• [Short task]
Look through the data and write out every line with the word "окончательном" in it.

• [Supplied records]
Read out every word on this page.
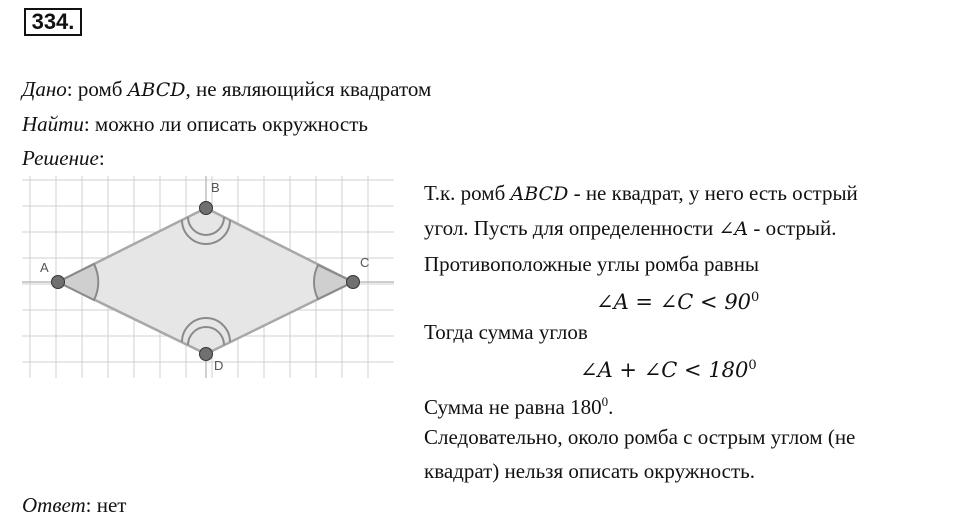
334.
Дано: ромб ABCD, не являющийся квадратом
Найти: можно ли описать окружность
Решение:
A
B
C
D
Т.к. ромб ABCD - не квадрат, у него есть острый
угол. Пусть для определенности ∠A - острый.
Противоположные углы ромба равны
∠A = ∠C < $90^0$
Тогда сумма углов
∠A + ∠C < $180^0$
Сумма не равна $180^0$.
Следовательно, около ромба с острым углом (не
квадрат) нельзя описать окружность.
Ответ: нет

...

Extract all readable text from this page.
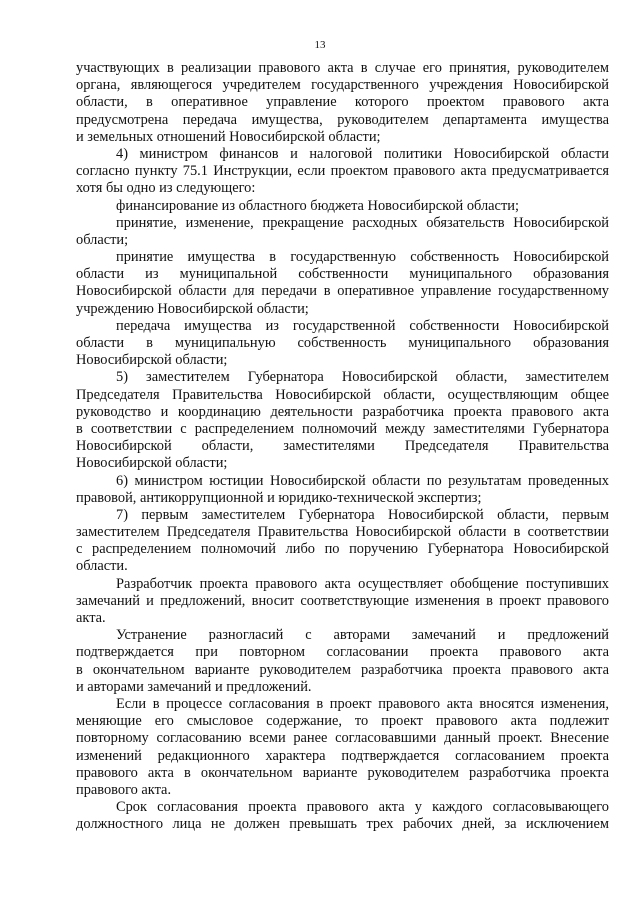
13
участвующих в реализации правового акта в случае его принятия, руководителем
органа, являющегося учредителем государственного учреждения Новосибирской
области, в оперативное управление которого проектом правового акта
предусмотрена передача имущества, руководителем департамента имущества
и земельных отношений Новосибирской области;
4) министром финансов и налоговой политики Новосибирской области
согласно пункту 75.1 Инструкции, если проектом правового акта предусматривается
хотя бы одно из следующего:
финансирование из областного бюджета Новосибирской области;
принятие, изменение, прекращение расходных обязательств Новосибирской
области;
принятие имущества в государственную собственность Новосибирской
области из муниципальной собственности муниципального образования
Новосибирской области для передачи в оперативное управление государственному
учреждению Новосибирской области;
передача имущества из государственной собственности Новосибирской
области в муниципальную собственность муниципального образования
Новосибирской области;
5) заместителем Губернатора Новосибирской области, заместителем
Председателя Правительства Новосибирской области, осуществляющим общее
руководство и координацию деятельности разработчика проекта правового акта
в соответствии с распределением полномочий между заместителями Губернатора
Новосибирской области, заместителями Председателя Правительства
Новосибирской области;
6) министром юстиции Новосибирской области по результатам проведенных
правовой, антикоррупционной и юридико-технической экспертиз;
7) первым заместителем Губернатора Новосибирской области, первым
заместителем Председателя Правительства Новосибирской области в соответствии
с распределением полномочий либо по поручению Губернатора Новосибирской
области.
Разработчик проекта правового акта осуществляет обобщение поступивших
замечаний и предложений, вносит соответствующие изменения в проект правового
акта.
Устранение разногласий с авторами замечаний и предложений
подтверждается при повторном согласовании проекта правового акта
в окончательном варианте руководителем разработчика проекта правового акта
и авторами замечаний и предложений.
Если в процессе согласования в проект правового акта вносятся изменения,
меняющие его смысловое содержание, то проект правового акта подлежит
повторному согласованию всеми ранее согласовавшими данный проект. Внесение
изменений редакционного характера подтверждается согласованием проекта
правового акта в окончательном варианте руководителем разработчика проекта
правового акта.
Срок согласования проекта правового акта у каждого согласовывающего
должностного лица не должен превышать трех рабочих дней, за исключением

• [Solution to the problem]
в окончательном варианте руководителем разработчика проекта правового акта
правового акта в окончательном варианте руководителем разработчика проекта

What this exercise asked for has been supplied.